● RECORDS SUPPLIED

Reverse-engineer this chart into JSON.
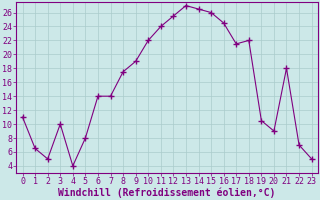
{
  "x": [
    0,
    1,
    2,
    3,
    4,
    5,
    6,
    7,
    8,
    9,
    10,
    11,
    12,
    13,
    14,
    15,
    16,
    17,
    18,
    19,
    20,
    21,
    22,
    23
  ],
  "y": [
    11,
    6.5,
    5,
    10,
    4,
    8,
    14,
    14,
    17.5,
    19,
    22,
    24,
    25.5,
    27,
    26.5,
    26,
    24.5,
    21.5,
    22,
    10.5,
    9,
    18,
    7,
    5
  ],
  "line_color": "#800080",
  "marker": "+",
  "marker_size": 4,
  "bg_color": "#cce8e8",
  "grid_color": "#aacccc",
  "xlabel": "Windchill (Refroidissement éolien,°C)",
  "xlabel_fontsize": 7,
  "ylabel_ticks": [
    4,
    6,
    8,
    10,
    12,
    14,
    16,
    18,
    20,
    22,
    24,
    26
  ],
  "xlim": [
    -0.5,
    23.5
  ],
  "ylim": [
    3,
    27.5
  ],
  "xticks": [
    0,
    1,
    2,
    3,
    4,
    5,
    6,
    7,
    8,
    9,
    10,
    11,
    12,
    13,
    14,
    15,
    16,
    17,
    18,
    19,
    20,
    21,
    22,
    23
  ],
  "tick_fontsize": 6,
  "xlabel_color": "#800080",
  "tick_color": "#800080",
  "spine_color": "#800080"
}
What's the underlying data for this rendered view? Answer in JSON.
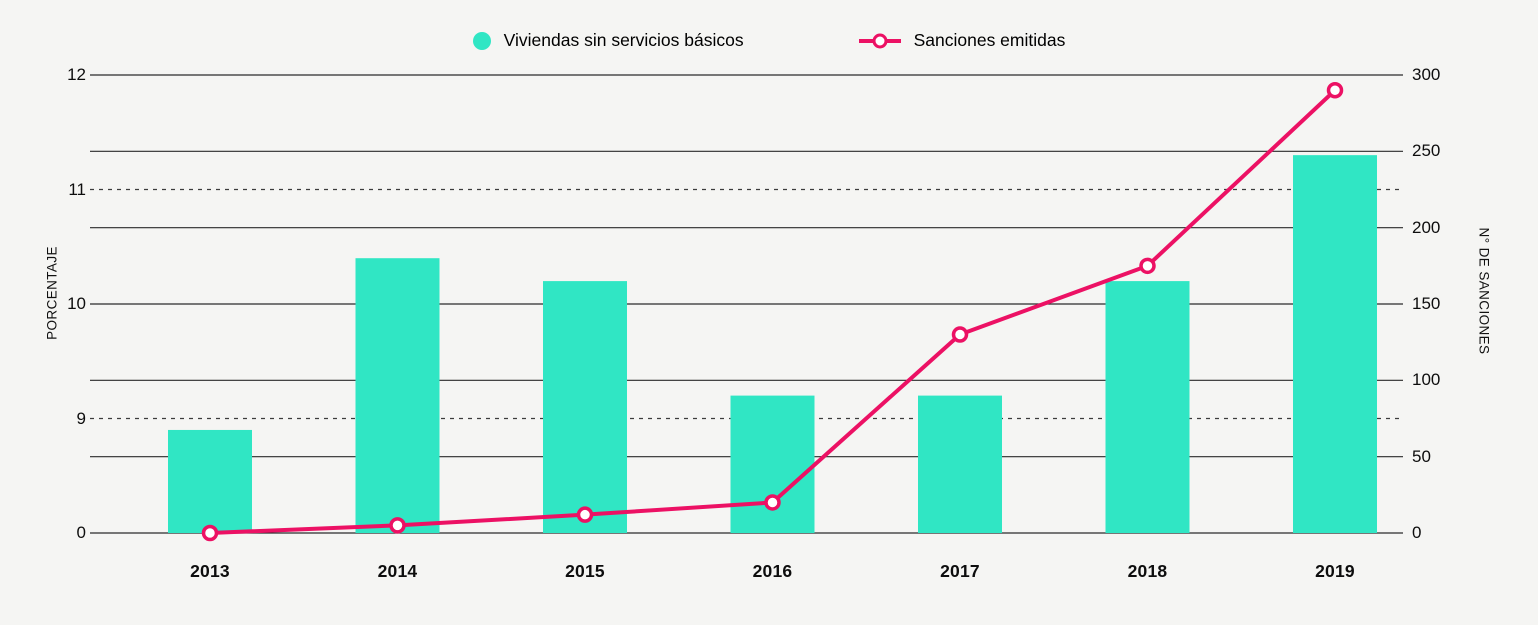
{
  "colors": {
    "background": "#f5f5f3",
    "bar": "#30e6c4",
    "line": "#ec1164",
    "grid_solid": "#2b2b2b",
    "grid_dashed": "#3c3c3c",
    "text": "#0d0d0d"
  },
  "legend": {
    "bars_label": "Viviendas sin servicios básicos",
    "line_label": "Sanciones emitidas"
  },
  "chart_data": {
    "type": "combo-bar-line-dual-axis",
    "categories": [
      "2013",
      "2014",
      "2015",
      "2016",
      "2017",
      "2018",
      "2019"
    ],
    "series": [
      {
        "name": "Viviendas sin servicios básicos",
        "type": "bar",
        "axis": "left",
        "values": [
          8.9,
          10.4,
          10.2,
          9.2,
          9.2,
          10.2,
          11.3
        ]
      },
      {
        "name": "Sanciones emitidas",
        "type": "line",
        "axis": "right",
        "values": [
          0,
          5,
          12,
          20,
          130,
          175,
          290
        ]
      }
    ],
    "left_axis": {
      "label": "PORCENTAJE",
      "ticks": [
        12,
        11,
        10,
        9,
        0
      ],
      "dashed_ticks": [
        11,
        9
      ],
      "broken_axis": true,
      "note": "0 tick sits one grid step below 9 (axis break); 12 aligns with 300, 10 with 150, 0 with 0 on the right axis"
    },
    "right_axis": {
      "label": "N° DE SANCIONES",
      "ticks": [
        300,
        250,
        200,
        150,
        100,
        50,
        0
      ],
      "min": 0,
      "max": 300
    },
    "grid": "horizontal solid lines at right-axis ticks; horizontal dashed lines at left ticks 9 and 11",
    "legend_position": "top-center",
    "title": ""
  }
}
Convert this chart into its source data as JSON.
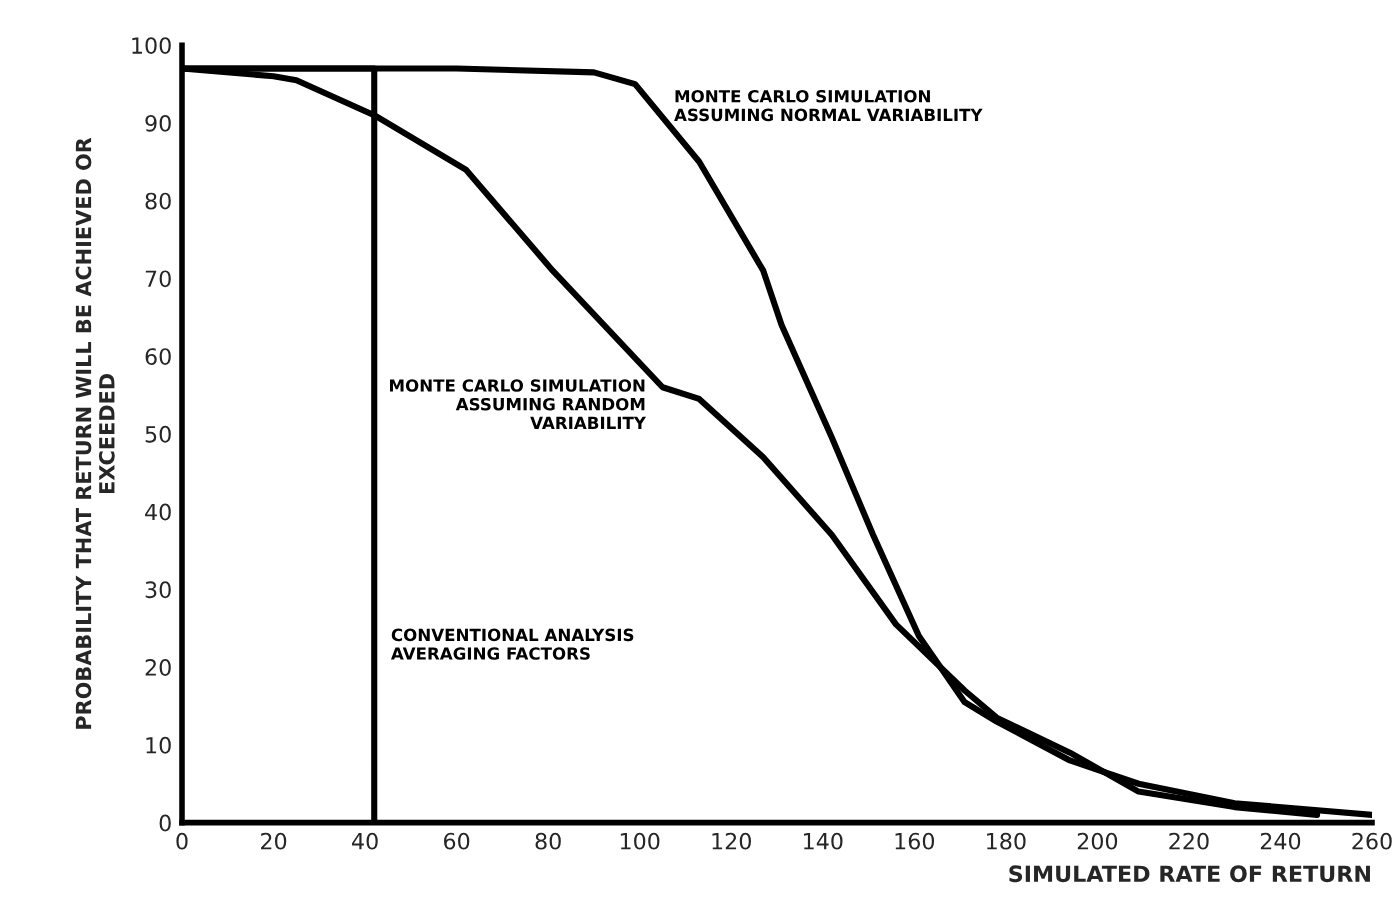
{
  "chart_data": {
    "type": "line",
    "xlabel": "SIMULATED RATE OF RETURN",
    "ylabel": "PROBABILITY THAT RETURN WILL BE ACHIEVED OR\nEXCEEDED",
    "xlim": [
      0,
      260
    ],
    "ylim": [
      0,
      100
    ],
    "xticks": [
      0,
      20,
      40,
      60,
      80,
      100,
      120,
      140,
      160,
      180,
      200,
      220,
      240,
      260
    ],
    "yticks": [
      0,
      10,
      20,
      30,
      40,
      50,
      60,
      70,
      80,
      90,
      100
    ],
    "grid": false,
    "legend": false,
    "marker": "none",
    "line_style": "solid",
    "series": [
      {
        "name": "MONTE CARLO SIMULATION\nASSUMING NORMAL VARIABILITY",
        "color": "#000000",
        "x": [
          0,
          60,
          90,
          99,
          113,
          127,
          131,
          142,
          151,
          161,
          171,
          178,
          194,
          209,
          230,
          260
        ],
        "values": [
          97,
          97,
          96.5,
          95,
          85,
          71,
          64,
          49.5,
          37,
          24,
          15.5,
          13,
          8,
          5,
          2.5,
          1
        ]
      },
      {
        "name": "MONTE CARLO SIMULATION\nASSUMING RANDOM\nVARIABILITY",
        "color": "#000000",
        "x": [
          0,
          20,
          25,
          42,
          62,
          81,
          105,
          113,
          127,
          142,
          156,
          171,
          178,
          194,
          209,
          230,
          248
        ],
        "values": [
          97,
          96,
          95.5,
          91,
          84,
          71,
          56,
          54.5,
          47,
          37,
          25.5,
          17,
          13.5,
          9,
          4,
          2,
          1
        ]
      },
      {
        "name": "CONVENTIONAL ANALYSIS\nAVERAGING FACTORS",
        "color": "#000000",
        "x": [
          0,
          42,
          42
        ],
        "values": [
          97,
          97,
          0
        ]
      }
    ]
  }
}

● SHORT EXERCISE
Above are records to transcribe exactly; leave their pictures out.

● TASK OUTPUT
Reverse-engineer this chart into JSON.
{
  "x": [
    0,
    1,
    2,
    3,
    4,
    5,
    6,
    7,
    8,
    9,
    10,
    11,
    12,
    13,
    14,
    15,
    16,
    17,
    18,
    19,
    20,
    21,
    22,
    23
  ],
  "y": [
    11,
    6.5,
    5,
    10,
    4,
    8,
    14,
    14,
    17.5,
    19,
    22,
    24,
    25.5,
    27,
    26.5,
    26,
    24.5,
    21.5,
    22,
    10.5,
    9,
    18,
    7,
    5
  ],
  "line_color": "#800080",
  "marker": "+",
  "marker_size": 4,
  "bg_color": "#cce8e8",
  "grid_color": "#aacccc",
  "xlabel": "Windchill (Refroidissement éolien,°C)",
  "xlabel_fontsize": 7,
  "ylabel_ticks": [
    4,
    6,
    8,
    10,
    12,
    14,
    16,
    18,
    20,
    22,
    24,
    26
  ],
  "xlim": [
    -0.5,
    23.5
  ],
  "ylim": [
    3,
    27.5
  ],
  "xticks": [
    0,
    1,
    2,
    3,
    4,
    5,
    6,
    7,
    8,
    9,
    10,
    11,
    12,
    13,
    14,
    15,
    16,
    17,
    18,
    19,
    20,
    21,
    22,
    23
  ],
  "tick_fontsize": 6,
  "xlabel_color": "#800080",
  "tick_color": "#800080",
  "spine_color": "#800080"
}
What's the underlying data for this rendered view? Answer in JSON.
{
  "colors": {
    "background": "#f5f5f3",
    "bar": "#30e6c4",
    "line": "#ec1164",
    "grid_solid": "#2b2b2b",
    "grid_dashed": "#3c3c3c",
    "text": "#0d0d0d"
  },
  "legend": {
    "bars_label": "Viviendas sin servicios básicos",
    "line_label": "Sanciones emitidas"
  },
  "chart_data": {
    "type": "combo-bar-line-dual-axis",
    "categories": [
      "2013",
      "2014",
      "2015",
      "2016",
      "2017",
      "2018",
      "2019"
    ],
    "series": [
      {
        "name": "Viviendas sin servicios básicos",
        "type": "bar",
        "axis": "left",
        "values": [
          8.9,
          10.4,
          10.2,
          9.2,
          9.2,
          10.2,
          11.3
        ]
      },
      {
        "name": "Sanciones emitidas",
        "type": "line",
        "axis": "right",
        "values": [
          0,
          5,
          12,
          20,
          130,
          175,
          290
        ]
      }
    ],
    "left_axis": {
      "label": "PORCENTAJE",
      "ticks": [
        12,
        11,
        10,
        9,
        0
      ],
      "dashed_ticks": [
        11,
        9
      ],
      "broken_axis": true,
      "note": "0 tick sits one grid step below 9 (axis break); 12 aligns with 300, 10 with 150, 0 with 0 on the right axis"
    },
    "right_axis": {
      "label": "N° DE SANCIONES",
      "ticks": [
        300,
        250,
        200,
        150,
        100,
        50,
        0
      ],
      "min": 0,
      "max": 300
    },
    "grid": "horizontal solid lines at right-axis ticks; horizontal dashed lines at left ticks 9 and 11",
    "legend_position": "top-center",
    "title": ""
  }
}
Convert this chart into its source data as JSON.
{
  "chart_data": {
    "type": "line",
    "xlabel": "SIMULATED RATE OF RETURN",
    "ylabel": "PROBABILITY THAT RETURN WILL BE ACHIEVED OR\nEXCEEDED",
    "xlim": [
      0,
      260
    ],
    "ylim": [
      0,
      100
    ],
    "xticks": [
      0,
      20,
      40,
      60,
      80,
      100,
      120,
      140,
      160,
      180,
      200,
      220,
      240,
      260
    ],
    "yticks": [
      0,
      10,
      20,
      30,
      40,
      50,
      60,
      70,
      80,
      90,
      100
    ],
    "grid": false,
    "legend": false,
    "marker": "none",
    "line_style": "solid",
    "series": [
      {
        "name": "MONTE CARLO SIMULATION\nASSUMING NORMAL VARIABILITY",
        "color": "#000000",
        "x": [
          0,
          60,
          90,
          99,
          113,
          127,
          131,
          142,
          151,
          161,
          171,
          178,
          194,
          209,
          230,
          260
        ],
        "values": [
          97,
          97,
          96.5,
          95,
          85,
          71,
          64,
          49.5,
          37,
          24,
          15.5,
          13,
          8,
          5,
          2.5,
          1
        ]
      },
      {
        "name": "MONTE CARLO SIMULATION\nASSUMING RANDOM\nVARIABILITY",
        "color": "#000000",
        "x": [
          0,
          20,
          25,
          42,
          62,
          81,
          105,
          113,
          127,
          142,
          156,
          171,
          178,
          194,
          209,
          230,
          248
        ],
        "values": [
          97,
          96,
          95.5,
          91,
          84,
          71,
          56,
          54.5,
          47,
          37,
          25.5,
          17,
          13.5,
          9,
          4,
          2,
          1
        ]
      },
      {
        "name": "CONVENTIONAL ANALYSIS\nAVERAGING FACTORS",
        "color": "#000000",
        "x": [
          0,
          42,
          42
        ],
        "values": [
          97,
          97,
          0
        ]
      }
    ]
  }
}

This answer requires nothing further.